→ **Stored data entries**
--------------------------------------------------
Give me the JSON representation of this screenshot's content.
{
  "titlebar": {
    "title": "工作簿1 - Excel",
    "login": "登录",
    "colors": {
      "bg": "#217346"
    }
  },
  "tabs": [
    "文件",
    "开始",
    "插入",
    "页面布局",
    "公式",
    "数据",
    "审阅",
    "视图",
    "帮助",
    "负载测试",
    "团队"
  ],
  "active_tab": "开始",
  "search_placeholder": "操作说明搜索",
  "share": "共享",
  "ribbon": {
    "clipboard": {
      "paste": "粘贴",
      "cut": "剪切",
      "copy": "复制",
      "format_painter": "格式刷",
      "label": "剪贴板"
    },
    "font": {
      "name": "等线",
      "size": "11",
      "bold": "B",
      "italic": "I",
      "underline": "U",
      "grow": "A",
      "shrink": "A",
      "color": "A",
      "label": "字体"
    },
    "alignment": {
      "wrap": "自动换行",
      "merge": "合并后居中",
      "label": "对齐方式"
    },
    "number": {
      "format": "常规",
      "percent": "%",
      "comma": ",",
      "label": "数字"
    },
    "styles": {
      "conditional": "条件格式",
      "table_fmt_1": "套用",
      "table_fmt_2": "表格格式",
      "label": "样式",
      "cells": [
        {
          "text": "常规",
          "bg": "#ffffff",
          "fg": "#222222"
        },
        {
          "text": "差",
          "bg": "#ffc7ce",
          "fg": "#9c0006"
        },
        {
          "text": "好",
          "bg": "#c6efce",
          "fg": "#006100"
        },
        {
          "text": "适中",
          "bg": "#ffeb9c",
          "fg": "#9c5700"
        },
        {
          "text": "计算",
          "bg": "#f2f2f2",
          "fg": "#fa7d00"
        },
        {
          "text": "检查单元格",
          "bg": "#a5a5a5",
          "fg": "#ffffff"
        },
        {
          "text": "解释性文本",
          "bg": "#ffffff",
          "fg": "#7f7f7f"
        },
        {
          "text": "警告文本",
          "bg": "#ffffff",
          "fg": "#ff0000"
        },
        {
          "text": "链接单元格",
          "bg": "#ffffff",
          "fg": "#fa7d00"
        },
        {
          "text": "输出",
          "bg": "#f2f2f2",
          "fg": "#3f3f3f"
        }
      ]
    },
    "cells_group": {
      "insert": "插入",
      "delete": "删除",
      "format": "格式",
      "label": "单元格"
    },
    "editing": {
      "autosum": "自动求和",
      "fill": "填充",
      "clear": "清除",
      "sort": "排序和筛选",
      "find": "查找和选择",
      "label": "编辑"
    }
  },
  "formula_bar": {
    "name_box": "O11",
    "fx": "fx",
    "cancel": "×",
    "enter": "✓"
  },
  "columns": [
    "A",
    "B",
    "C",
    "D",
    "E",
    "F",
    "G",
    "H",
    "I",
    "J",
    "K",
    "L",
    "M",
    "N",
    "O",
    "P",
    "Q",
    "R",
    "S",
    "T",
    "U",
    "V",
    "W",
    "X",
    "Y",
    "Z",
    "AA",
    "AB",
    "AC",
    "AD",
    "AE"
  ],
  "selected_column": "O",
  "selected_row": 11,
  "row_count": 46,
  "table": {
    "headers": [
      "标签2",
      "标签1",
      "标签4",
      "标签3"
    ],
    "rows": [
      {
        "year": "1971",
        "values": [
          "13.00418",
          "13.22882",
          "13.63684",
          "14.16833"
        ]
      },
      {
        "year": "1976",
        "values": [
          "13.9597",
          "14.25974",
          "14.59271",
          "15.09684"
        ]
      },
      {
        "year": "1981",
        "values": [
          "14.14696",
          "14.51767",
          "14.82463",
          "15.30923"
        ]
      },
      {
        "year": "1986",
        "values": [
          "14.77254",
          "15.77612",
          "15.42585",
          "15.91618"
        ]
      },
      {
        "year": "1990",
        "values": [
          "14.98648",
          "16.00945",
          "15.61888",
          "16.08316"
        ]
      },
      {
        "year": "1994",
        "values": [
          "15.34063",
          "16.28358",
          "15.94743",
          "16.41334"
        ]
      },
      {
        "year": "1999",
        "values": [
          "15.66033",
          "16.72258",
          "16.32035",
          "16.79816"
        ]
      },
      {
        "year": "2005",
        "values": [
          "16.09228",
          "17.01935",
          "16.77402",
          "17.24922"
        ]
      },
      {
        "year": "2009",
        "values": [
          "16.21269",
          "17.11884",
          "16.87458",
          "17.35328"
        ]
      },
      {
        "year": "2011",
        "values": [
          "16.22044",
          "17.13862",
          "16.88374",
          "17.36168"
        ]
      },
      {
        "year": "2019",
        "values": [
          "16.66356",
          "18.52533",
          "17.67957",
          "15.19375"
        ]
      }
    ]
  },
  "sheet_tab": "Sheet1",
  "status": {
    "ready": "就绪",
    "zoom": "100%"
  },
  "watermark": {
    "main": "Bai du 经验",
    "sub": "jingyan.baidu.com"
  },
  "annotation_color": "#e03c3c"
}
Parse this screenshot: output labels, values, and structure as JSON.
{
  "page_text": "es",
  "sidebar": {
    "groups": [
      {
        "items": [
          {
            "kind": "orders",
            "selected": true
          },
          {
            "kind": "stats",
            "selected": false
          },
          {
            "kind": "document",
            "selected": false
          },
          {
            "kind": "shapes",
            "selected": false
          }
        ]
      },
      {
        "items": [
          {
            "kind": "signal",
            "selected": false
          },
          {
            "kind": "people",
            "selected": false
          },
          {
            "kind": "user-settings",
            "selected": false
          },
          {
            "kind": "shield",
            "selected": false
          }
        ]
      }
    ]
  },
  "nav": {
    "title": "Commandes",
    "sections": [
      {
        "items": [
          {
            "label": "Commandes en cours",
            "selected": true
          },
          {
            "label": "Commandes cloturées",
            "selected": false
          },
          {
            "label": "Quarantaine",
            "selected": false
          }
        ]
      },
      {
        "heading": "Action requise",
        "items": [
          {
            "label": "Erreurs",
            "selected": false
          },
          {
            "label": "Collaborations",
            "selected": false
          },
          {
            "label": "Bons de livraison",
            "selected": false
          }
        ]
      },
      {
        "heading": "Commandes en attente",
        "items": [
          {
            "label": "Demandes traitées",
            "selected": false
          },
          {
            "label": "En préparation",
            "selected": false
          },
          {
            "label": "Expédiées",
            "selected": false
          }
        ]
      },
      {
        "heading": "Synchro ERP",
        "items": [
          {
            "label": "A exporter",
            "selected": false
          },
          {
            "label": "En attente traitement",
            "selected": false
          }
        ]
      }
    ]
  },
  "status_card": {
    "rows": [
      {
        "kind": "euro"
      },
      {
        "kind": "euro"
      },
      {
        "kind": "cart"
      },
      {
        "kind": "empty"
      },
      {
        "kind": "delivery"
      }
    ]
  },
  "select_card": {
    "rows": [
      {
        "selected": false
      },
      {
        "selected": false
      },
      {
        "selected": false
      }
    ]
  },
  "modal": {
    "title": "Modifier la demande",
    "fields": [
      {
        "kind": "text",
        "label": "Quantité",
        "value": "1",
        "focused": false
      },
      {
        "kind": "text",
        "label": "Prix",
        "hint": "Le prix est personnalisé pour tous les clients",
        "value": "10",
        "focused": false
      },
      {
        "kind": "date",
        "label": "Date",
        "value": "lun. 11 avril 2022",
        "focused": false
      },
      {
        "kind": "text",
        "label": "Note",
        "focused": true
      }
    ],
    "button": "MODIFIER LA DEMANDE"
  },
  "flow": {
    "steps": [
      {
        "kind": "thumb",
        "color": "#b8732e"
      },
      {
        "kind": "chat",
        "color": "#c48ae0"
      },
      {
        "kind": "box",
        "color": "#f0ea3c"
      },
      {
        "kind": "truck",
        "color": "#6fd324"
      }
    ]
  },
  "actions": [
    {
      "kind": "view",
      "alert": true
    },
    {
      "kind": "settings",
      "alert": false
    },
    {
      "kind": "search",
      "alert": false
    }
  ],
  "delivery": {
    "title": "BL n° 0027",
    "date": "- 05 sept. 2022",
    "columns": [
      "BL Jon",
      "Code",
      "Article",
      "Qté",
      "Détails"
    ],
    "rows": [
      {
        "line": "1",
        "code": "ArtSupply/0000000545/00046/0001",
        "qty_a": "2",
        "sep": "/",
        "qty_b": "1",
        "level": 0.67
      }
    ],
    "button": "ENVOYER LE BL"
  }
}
--------------------------------------------------
→ **What to produce**
Return each line that includes "attente".

→ **Written answer**
        "heading": "Commandes en attente",
            "label": "En attente traitement",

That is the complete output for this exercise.